** BEGIN RECORD EXCERPTS **

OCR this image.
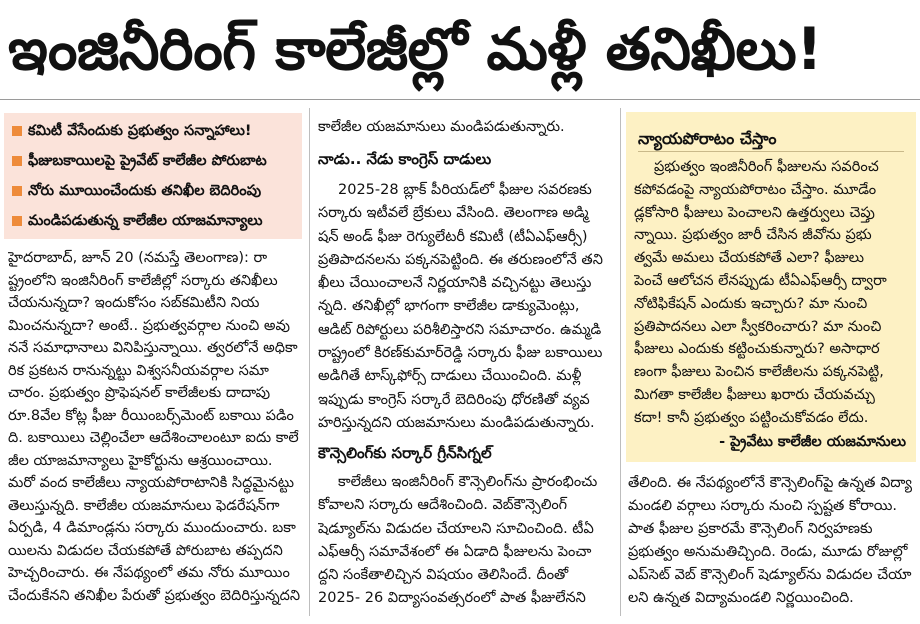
ఇంజినీరింగ్ కాలేజీల్లో మళ్లీ తనిఖీలు!
కమిటీ వేసేందుకు ప్రభుత్వం సన్నాహాలు!
ఫీజుబకాయిలపై ప్రైవేట్ కాలేజీల పోరుబాట
నోరు మూయించేందుకు తనిఖీల బెదిరింపు
మండిపడుతున్న కాలేజీల యాజమాన్యాలు
హైదరాబాద్, జూన్ 20 (నమస్తే తెలంగాణ): రా
ష్ట్రంలోని ఇంజినీరింగ్ కాలేజీల్లో సర్కారు తనిఖీలు
చేయనున్నదా? ఇందుకోసం సబ్‌కమిటీని నియ
మించనున్నదా? అంటే.. ప్రభుత్వవర్గాల నుంచి అవు
ననే సమాధానాలు వినిపిస్తున్నాయి. త్వరలోనే అధికా
రిక ప్రకటన రానున్నట్టు విశ్వసనీయవర్గాల సమా
చారం. ప్రభుత్వం ప్రొఫెషనల్ కాలేజీలకు దాదాపు
రూ.8వేల కోట్ల ఫీజు రీయింబర్స్‌మెంట్ బకాయి పడిం
ది. బకాయిలు చెల్లించేలా ఆదేశించాలంటూ ఐదు కాలే
జీల యాజమాన్యాలు హైకోర్టును ఆశ్రయించాయి.
మరో వంద కాలేజీలు న్యాయపోరాటానికి సిద్ధమైనట్టు
తెలుస్తున్నది. కాలేజీల యజమానులు ఫెడరేషన్‌గా
ఏర్పడి, 4 డిమాండ్లను సర్కారు ముందుంచారు. బకా
యిలను విడుదల చేయకపోతే పోరుబాట తప్పదని
హెచ్చరించారు. ఈ నేపథ్యంలో తమ నోరు మూయిం
చేందుకేనని తనిఖీల పేరుతో ప్రభుత్వం బెదిరిస్తున్నదని
కాలేజీల యజమానులు మండిపడుతున్నారు.
నాడు.. నేడు కాంగ్రెస్ దాడులు
2025-28 బ్లాక్ పీరియడ్‌లో ఫీజుల సవరణకు
సర్కారు ఇటీవలే బ్రేకులు వేసింది. తెలంగాణ అడ్మి
షన్ అండ్ ఫీజు రెగ్యులేటరీ కమిటీ (టీఏఎఫ్ఆర్సీ)
ప్రతిపాదనలను పక్కనపెట్టింది. ఈ తరుణంలోనే తని
ఖీలు చేయించాలనే నిర్ణయానికి వచ్చినట్టు తెలుస్తు
న్నది. తనిఖీల్లో భాగంగా కాలేజీల డాక్యుమెంట్లు,
ఆడిట్ రిపోర్టులు పరిశీలిస్తారని సమాచారం. ఉమ్మడి
రాష్ట్రంలో కిరణ్‌కుమార్‌రెడ్డి సర్కారు ఫీజు బకాయిలు
అడిగితే టాస్క్‌ఫోర్స్ దాడులు చేయించింది. మళ్లీ
ఇప్పుడు కాంగ్రెస్ సర్కారే బెదిరింపు ధోరణితో వ్యవ
హరిస్తున్నదని యజమానులు మండిపడుతున్నారు.
కౌన్సెలింగ్‌కు సర్కార్ గ్రీన్‌సిగ్నల్
కాలేజీలు ఇంజినీరింగ్ కౌన్సెలింగ్‌ను ప్రారంభించు
కోవాలని సర్కారు ఆదేశించింది. వెబ్‌కౌన్సెలింగ్
షెడ్యూల్‌ను విడుదల చేయాలని సూచించింది. టీఏ
ఎఫ్ఆర్సీ సమావేశంలో ఈ ఏడాది ఫీజులను పెంచా
ద్దని సంకేతాలిచ్చిన విషయం తెలిసిందే. దీంతో
2025- 26 విద్యాసంవత్సరంలో పాత ఫీజులేనని
న్యాయపోరాటం చేస్తాం
ప్రభుత్వం ఇంజినీరింగ్ ఫీజులను సవరించ
కపోవడంపై న్యాయపోరాటం చేస్తాం. మూడేం
డ్లకోసారి ఫీజులు పెంచాలని ఉత్తర్వులు చెప్తు
న్నాయి. ప్రభుత్వం జారీ చేసిన జీవోను ప్రభు
త్వమే అమలు చేయకపోతే ఎలా? ఫీజులు
పెంచే ఆలోచన లేనప్పుడు టీఏఎఫ్ఆర్సీ ద్వారా
నోటిఫికేషన్ ఎందుకు ఇచ్చారు? మా నుంచి
ప్రతిపాదనలు ఎలా స్వీకరించారు? మా నుంచి
ఫీజులు ఎందుకు కట్టించుకున్నారు? అసాధార
ణంగా ఫీజులు పెంచిన కాలేజీలను పక్కనపెట్టి,
మిగతా కాలేజీల ఫీజులు ఖరారు చేయవచ్చు
కదా! కానీ ప్రభుత్వం పట్టించుకోవడం లేదు.
- ప్రైవేటు కాలేజీల యజమానులు
తేలింది. ఈ నేపథ్యంలోనే కౌన్సెలింగ్‌పై ఉన్నత విద్యా
మండలి వర్గాలు సర్కారు నుంచి స్పష్టత కోరాయి.
పాత ఫీజుల ప్రకారమే కౌన్సెలింగ్ నిర్వహణకు
ప్రభుత్వం అనుమతిచ్చింది. రెండు, మూడు రోజుల్లో
ఎప్‌సెట్ వెబ్ కౌన్సెలింగ్ షెడ్యూల్‌ను విడుదల చేయా
లని ఉన్నత విద్యామండలి నిర్ణయించింది.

** END RECORD EXCERPTS **

The records above must be printed exactly; the pictures stay out.

OCR this image.
ఇంజినీరింగ్ కాలేజీల్లో మళ్లీ తనిఖీలు!
కమిటీ వేసేందుకు ప్రభుత్వం సన్నాహాలు!
ఫీజుబకాయిలపై ప్రైవేట్ కాలేజీల పోరుబాట
నోరు మూయించేందుకు తనిఖీల బెదిరింపు
మండిపడుతున్న కాలేజీల యాజమాన్యాలు
హైదరాబాద్, జూన్ 20 (నమస్తే తెలంగాణ): రా
ష్ట్రంలోని ఇంజినీరింగ్ కాలేజీల్లో సర్కారు తనిఖీలు
చేయనున్నదా? ఇందుకోసం సబ్‌కమిటీని నియ
మించనున్నదా? అంటే.. ప్రభుత్వవర్గాల నుంచి అవు
ననే సమాధానాలు వినిపిస్తున్నాయి. త్వరలోనే అధికా
రిక ప్రకటన రానున్నట్టు విశ్వసనీయవర్గాల సమా
చారం. ప్రభుత్వం ప్రొఫెషనల్ కాలేజీలకు దాదాపు
రూ.8వేల కోట్ల ఫీజు రీయింబర్స్‌మెంట్ బకాయి పడిం
ది. బకాయిలు చెల్లించేలా ఆదేశించాలంటూ ఐదు కాలే
జీల యాజమాన్యాలు హైకోర్టును ఆశ్రయించాయి.
మరో వంద కాలేజీలు న్యాయపోరాటానికి సిద్ధమైనట్టు
తెలుస్తున్నది. కాలేజీల యజమానులు ఫెడరేషన్‌గా
ఏర్పడి, 4 డిమాండ్లను సర్కారు ముందుంచారు. బకా
యిలను విడుదల చేయకపోతే పోరుబాట తప్పదని
హెచ్చరించారు. ఈ నేపథ్యంలో తమ నోరు మూయిం
చేందుకేనని తనిఖీల పేరుతో ప్రభుత్వం బెదిరిస్తున్నదని
కాలేజీల యజమానులు మండిపడుతున్నారు.
నాడు.. నేడు కాంగ్రెస్ దాడులు
2025-28 బ్లాక్ పీరియడ్‌లో ఫీజుల సవరణకు
సర్కారు ఇటీవలే బ్రేకులు వేసింది. తెలంగాణ అడ్మి
షన్ అండ్ ఫీజు రెగ్యులేటరీ కమిటీ (టీఏఎఫ్ఆర్సీ)
ప్రతిపాదనలను పక్కనపెట్టింది. ఈ తరుణంలోనే తని
ఖీలు చేయించాలనే నిర్ణయానికి వచ్చినట్టు తెలుస్తు
న్నది. తనిఖీల్లో భాగంగా కాలేజీల డాక్యుమెంట్లు,
ఆడిట్ రిపోర్టులు పరిశీలిస్తారని సమాచారం. ఉమ్మడి
రాష్ట్రంలో కిరణ్‌కుమార్‌రెడ్డి సర్కారు ఫీజు బకాయిలు
అడిగితే టాస్క్‌ఫోర్స్ దాడులు చేయించింది. మళ్లీ
ఇప్పుడు కాంగ్రెస్ సర్కారే బెదిరింపు ధోరణితో వ్యవ
హరిస్తున్నదని యజమానులు మండిపడుతున్నారు.
కౌన్సెలింగ్‌కు సర్కార్ గ్రీన్‌సిగ్నల్
కాలేజీలు ఇంజినీరింగ్ కౌన్సెలింగ్‌ను ప్రారంభించు
కోవాలని సర్కారు ఆదేశించింది. వెబ్‌కౌన్సెలింగ్
షెడ్యూల్‌ను విడుదల చేయాలని సూచించింది. టీఏ
ఎఫ్ఆర్సీ సమావేశంలో ఈ ఏడాది ఫీజులను పెంచా
ద్దని సంకేతాలిచ్చిన విషయం తెలిసిందే. దీంతో
2025- 26 విద్యాసంవత్సరంలో పాత ఫీజులేనని
న్యాయపోరాటం చేస్తాం
ప్రభుత్వం ఇంజినీరింగ్ ఫీజులను సవరించ
కపోవడంపై న్యాయపోరాటం చేస్తాం. మూడేం
డ్లకోసారి ఫీజులు పెంచాలని ఉత్తర్వులు చెప్తు
న్నాయి. ప్రభుత్వం జారీ చేసిన జీవోను ప్రభు
త్వమే అమలు చేయకపోతే ఎలా? ఫీజులు
పెంచే ఆలోచన లేనప్పుడు టీఏఎఫ్ఆర్సీ ద్వారా
నోటిఫికేషన్ ఎందుకు ఇచ్చారు? మా నుంచి
ప్రతిపాదనలు ఎలా స్వీకరించారు? మా నుంచి
ఫీజులు ఎందుకు కట్టించుకున్నారు? అసాధార
ణంగా ఫీజులు పెంచిన కాలేజీలను పక్కనపెట్టి,
మిగతా కాలేజీల ఫీజులు ఖరారు చేయవచ్చు
కదా! కానీ ప్రభుత్వం పట్టించుకోవడం లేదు.
- ప్రైవేటు కాలేజీల యజమానులు
తేలింది. ఈ నేపథ్యంలోనే కౌన్సెలింగ్‌పై ఉన్నత విద్యా
మండలి వర్గాలు సర్కారు నుంచి స్పష్టత కోరాయి.
పాత ఫీజుల ప్రకారమే కౌన్సెలింగ్ నిర్వహణకు
ప్రభుత్వం అనుమతిచ్చింది. రెండు, మూడు రోజుల్లో
ఎప్‌సెట్ వెబ్ కౌన్సెలింగ్ షెడ్యూల్‌ను విడుదల చేయా
లని ఉన్నత విద్యామండలి నిర్ణయించింది.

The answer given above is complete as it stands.